*Requirements*
Quote all of the data below exactly, please.

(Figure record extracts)
———

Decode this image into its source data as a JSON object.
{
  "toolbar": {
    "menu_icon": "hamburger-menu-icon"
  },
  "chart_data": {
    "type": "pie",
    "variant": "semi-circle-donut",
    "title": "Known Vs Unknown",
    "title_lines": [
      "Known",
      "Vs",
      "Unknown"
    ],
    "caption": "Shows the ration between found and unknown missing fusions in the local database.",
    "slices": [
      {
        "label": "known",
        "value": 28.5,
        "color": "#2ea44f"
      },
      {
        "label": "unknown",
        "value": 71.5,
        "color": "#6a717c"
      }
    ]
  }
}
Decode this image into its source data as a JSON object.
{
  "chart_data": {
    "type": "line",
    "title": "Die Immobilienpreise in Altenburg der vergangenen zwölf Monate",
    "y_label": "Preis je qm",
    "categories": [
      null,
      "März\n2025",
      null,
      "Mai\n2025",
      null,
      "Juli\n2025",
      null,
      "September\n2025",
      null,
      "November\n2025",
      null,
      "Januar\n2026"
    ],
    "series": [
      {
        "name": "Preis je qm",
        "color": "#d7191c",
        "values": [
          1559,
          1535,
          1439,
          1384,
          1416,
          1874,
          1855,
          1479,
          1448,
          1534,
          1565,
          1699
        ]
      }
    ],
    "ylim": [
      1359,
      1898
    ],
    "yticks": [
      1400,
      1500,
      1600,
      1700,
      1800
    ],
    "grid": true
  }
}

———

*Completed task*
Decode this image into its source data as a JSON object.
{
  "toolbar": {
    "menu_icon": "hamburger-menu-icon"
  },
  "chart_data": {
    "type": "pie",
    "variant": "semi-circle-donut",
    "title": "Known Vs Unknown",
    "title_lines": [
      "Known",
      "Vs",
      "Unknown"
    ],
    "caption": "Shows the ration between found and unknown missing fusions in the local database.",
    "slices": [
      {
        "label": "known",
        "value": 28.5,
        "color": "#2ea44f"
      },
      {
        "label": "unknown",
        "value": 71.5,
        "color": "#6a717c"
      }
    ]
  }
}
Decode this image into its source data as a JSON object.
{
  "chart_data": {
    "type": "line",
    "title": "Die Immobilienpreise in Altenburg der vergangenen zwölf Monate",
    "y_label": "Preis je qm",
    "categories": [
      null,
      "März\n2025",
      null,
      "Mai\n2025",
      null,
      "Juli\n2025",
      null,
      "September\n2025",
      null,
      "November\n2025",
      null,
      "Januar\n2026"
    ],
    "series": [
      {
        "name": "Preis je qm",
        "color": "#d7191c",
        "values": [
          1559,
          1535,
          1439,
          1384,
          1416,
          1874,
          1855,
          1479,
          1448,
          1534,
          1565,
          1699
        ]
      }
    ],
    "ylim": [
      1359,
      1898
    ],
    "yticks": [
      1400,
      1500,
      1600,
      1700,
      1800
    ],
    "grid": true
  }
}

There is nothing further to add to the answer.